▸ **Exercise**
Every record below should be printed exactly as given.

— start Provided records —

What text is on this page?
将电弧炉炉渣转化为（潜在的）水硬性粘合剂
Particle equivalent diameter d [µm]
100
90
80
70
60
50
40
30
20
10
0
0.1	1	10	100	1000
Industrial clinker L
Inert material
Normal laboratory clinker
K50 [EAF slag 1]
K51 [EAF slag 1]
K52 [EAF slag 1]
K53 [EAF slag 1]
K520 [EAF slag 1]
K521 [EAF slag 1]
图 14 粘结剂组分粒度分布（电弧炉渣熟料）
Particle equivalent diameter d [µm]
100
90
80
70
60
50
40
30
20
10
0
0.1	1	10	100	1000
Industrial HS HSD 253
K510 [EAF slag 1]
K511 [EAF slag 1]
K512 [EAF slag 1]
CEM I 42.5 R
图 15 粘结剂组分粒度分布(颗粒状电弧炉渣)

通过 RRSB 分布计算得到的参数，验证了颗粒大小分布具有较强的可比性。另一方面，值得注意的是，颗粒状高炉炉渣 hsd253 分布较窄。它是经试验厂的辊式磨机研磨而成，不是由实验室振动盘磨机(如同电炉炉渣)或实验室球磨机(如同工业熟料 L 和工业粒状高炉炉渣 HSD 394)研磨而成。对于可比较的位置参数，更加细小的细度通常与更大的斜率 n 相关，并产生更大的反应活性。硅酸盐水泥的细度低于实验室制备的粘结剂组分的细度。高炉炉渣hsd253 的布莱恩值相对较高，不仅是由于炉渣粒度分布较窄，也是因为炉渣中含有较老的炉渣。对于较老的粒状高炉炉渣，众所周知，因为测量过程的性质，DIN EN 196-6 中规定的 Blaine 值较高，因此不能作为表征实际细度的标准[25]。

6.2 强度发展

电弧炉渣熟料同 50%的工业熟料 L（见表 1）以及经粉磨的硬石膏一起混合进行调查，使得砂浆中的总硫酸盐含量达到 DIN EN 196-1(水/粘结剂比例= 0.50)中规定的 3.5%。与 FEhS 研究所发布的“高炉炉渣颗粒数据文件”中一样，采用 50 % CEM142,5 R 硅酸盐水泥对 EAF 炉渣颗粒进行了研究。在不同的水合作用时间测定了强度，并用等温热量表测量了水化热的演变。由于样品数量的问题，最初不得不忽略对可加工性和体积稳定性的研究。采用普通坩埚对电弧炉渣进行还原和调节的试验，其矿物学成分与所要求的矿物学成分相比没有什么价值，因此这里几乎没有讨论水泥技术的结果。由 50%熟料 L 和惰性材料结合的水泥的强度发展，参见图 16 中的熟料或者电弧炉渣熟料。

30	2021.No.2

— end Provided records —

▸ **Task result**
What text is on this page?
将电弧炉炉渣转化为（潜在的）水硬性粘合剂
Particle equivalent diameter d [µm]
100
90
80
70
60
50
40
30
20
10
0
0.1	1	10	100	1000
Industrial clinker L
Inert material
Normal laboratory clinker
K50 [EAF slag 1]
K51 [EAF slag 1]
K52 [EAF slag 1]
K53 [EAF slag 1]
K520 [EAF slag 1]
K521 [EAF slag 1]
图 14 粘结剂组分粒度分布（电弧炉渣熟料）
Particle equivalent diameter d [µm]
100
90
80
70
60
50
40
30
20
10
0
0.1	1	10	100	1000
Industrial HS HSD 253
K510 [EAF slag 1]
K511 [EAF slag 1]
K512 [EAF slag 1]
CEM I 42.5 R
图 15 粘结剂组分粒度分布(颗粒状电弧炉渣)

通过 RRSB 分布计算得到的参数，验证了颗粒大小分布具有较强的可比性。另一方面，值得注意的是，颗粒状高炉炉渣 hsd253 分布较窄。它是经试验厂的辊式磨机研磨而成，不是由实验室振动盘磨机(如同电炉炉渣)或实验室球磨机(如同工业熟料 L 和工业粒状高炉炉渣 HSD 394)研磨而成。对于可比较的位置参数，更加细小的细度通常与更大的斜率 n 相关，并产生更大的反应活性。硅酸盐水泥的细度低于实验室制备的粘结剂组分的细度。高炉炉渣hsd253 的布莱恩值相对较高，不仅是由于炉渣粒度分布较窄，也是因为炉渣中含有较老的炉渣。对于较老的粒状高炉炉渣，众所周知，因为测量过程的性质，DIN EN 196-6 中规定的 Blaine 值较高，因此不能作为表征实际细度的标准[25]。

6.2 强度发展

电弧炉渣熟料同 50%的工业熟料 L（见表 1）以及经粉磨的硬石膏一起混合进行调查，使得砂浆中的总硫酸盐含量达到 DIN EN 196-1(水/粘结剂比例= 0.50)中规定的 3.5%。与 FEhS 研究所发布的“高炉炉渣颗粒数据文件”中一样，采用 50 % CEM142,5 R 硅酸盐水泥对 EAF 炉渣颗粒进行了研究。在不同的水合作用时间测定了强度，并用等温热量表测量了水化热的演变。由于样品数量的问题，最初不得不忽略对可加工性和体积稳定性的研究。采用普通坩埚对电弧炉渣进行还原和调节的试验，其矿物学成分与所要求的矿物学成分相比没有什么价值，因此这里几乎没有讨论水泥技术的结果。由 50%熟料 L 和惰性材料结合的水泥的强度发展，参见图 16 中的熟料或者电弧炉渣熟料。

30	2021.No.2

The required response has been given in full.